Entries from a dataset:
:::
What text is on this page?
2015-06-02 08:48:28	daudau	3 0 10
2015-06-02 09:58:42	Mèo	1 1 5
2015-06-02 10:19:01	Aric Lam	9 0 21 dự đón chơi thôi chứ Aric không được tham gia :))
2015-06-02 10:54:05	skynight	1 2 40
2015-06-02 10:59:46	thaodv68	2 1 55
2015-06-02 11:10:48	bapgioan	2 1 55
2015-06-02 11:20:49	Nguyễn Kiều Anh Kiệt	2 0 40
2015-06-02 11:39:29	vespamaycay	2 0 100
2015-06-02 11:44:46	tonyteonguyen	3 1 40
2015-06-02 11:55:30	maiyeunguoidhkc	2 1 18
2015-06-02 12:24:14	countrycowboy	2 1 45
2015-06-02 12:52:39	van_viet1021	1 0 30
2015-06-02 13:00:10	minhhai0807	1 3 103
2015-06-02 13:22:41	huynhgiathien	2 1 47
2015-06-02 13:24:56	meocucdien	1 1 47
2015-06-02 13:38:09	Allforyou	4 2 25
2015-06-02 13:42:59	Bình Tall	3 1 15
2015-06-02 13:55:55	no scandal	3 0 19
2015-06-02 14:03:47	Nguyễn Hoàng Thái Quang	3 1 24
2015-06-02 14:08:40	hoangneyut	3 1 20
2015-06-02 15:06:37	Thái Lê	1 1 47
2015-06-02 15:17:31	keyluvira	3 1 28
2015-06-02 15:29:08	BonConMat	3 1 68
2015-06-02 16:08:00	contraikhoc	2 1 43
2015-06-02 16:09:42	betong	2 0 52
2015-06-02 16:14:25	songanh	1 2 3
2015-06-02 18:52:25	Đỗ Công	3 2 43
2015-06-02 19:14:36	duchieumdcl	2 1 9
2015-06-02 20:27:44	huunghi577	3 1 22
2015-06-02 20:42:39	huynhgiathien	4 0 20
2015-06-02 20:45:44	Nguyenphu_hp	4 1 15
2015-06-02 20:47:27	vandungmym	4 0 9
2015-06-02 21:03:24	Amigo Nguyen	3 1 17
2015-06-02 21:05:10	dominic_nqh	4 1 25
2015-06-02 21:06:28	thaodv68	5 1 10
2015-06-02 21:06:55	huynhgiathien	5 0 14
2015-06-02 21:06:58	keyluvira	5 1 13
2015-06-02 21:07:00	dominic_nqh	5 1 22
:::
# Problem description
Return the lines above exactly, keeping every word.

# The response
What text is on this page?
2015-06-02 08:48:28	daudau	3 0 10
2015-06-02 09:58:42	Mèo	1 1 5
2015-06-02 10:19:01	Aric Lam	9 0 21 dự đón chơi thôi chứ Aric không được tham gia :))
2015-06-02 10:54:05	skynight	1 2 40
2015-06-02 10:59:46	thaodv68	2 1 55
2015-06-02 11:10:48	bapgioan	2 1 55
2015-06-02 11:20:49	Nguyễn Kiều Anh Kiệt	2 0 40
2015-06-02 11:39:29	vespamaycay	2 0 100
2015-06-02 11:44:46	tonyteonguyen	3 1 40
2015-06-02 11:55:30	maiyeunguoidhkc	2 1 18
2015-06-02 12:24:14	countrycowboy	2 1 45
2015-06-02 12:52:39	van_viet1021	1 0 30
2015-06-02 13:00:10	minhhai0807	1 3 103
2015-06-02 13:22:41	huynhgiathien	2 1 47
2015-06-02 13:24:56	meocucdien	1 1 47
2015-06-02 13:38:09	Allforyou	4 2 25
2015-06-02 13:42:59	Bình Tall	3 1 15
2015-06-02 13:55:55	no scandal	3 0 19
2015-06-02 14:03:47	Nguyễn Hoàng Thái Quang	3 1 24
2015-06-02 14:08:40	hoangneyut	3 1 20
2015-06-02 15:06:37	Thái Lê	1 1 47
2015-06-02 15:17:31	keyluvira	3 1 28
2015-06-02 15:29:08	BonConMat	3 1 68
2015-06-02 16:08:00	contraikhoc	2 1 43
2015-06-02 16:09:42	betong	2 0 52
2015-06-02 16:14:25	songanh	1 2 3
2015-06-02 18:52:25	Đỗ Công	3 2 43
2015-06-02 19:14:36	duchieumdcl	2 1 9
2015-06-02 20:27:44	huunghi577	3 1 22
2015-06-02 20:42:39	huynhgiathien	4 0 20
2015-06-02 20:45:44	Nguyenphu_hp	4 1 15
2015-06-02 20:47:27	vandungmym	4 0 9
2015-06-02 21:03:24	Amigo Nguyen	3 1 17
2015-06-02 21:05:10	dominic_nqh	4 1 25
2015-06-02 21:06:28	thaodv68	5 1 10
2015-06-02 21:06:55	huynhgiathien	5 0 14
2015-06-02 21:06:58	keyluvira	5 1 13
2015-06-02 21:07:00	dominic_nqh	5 1 22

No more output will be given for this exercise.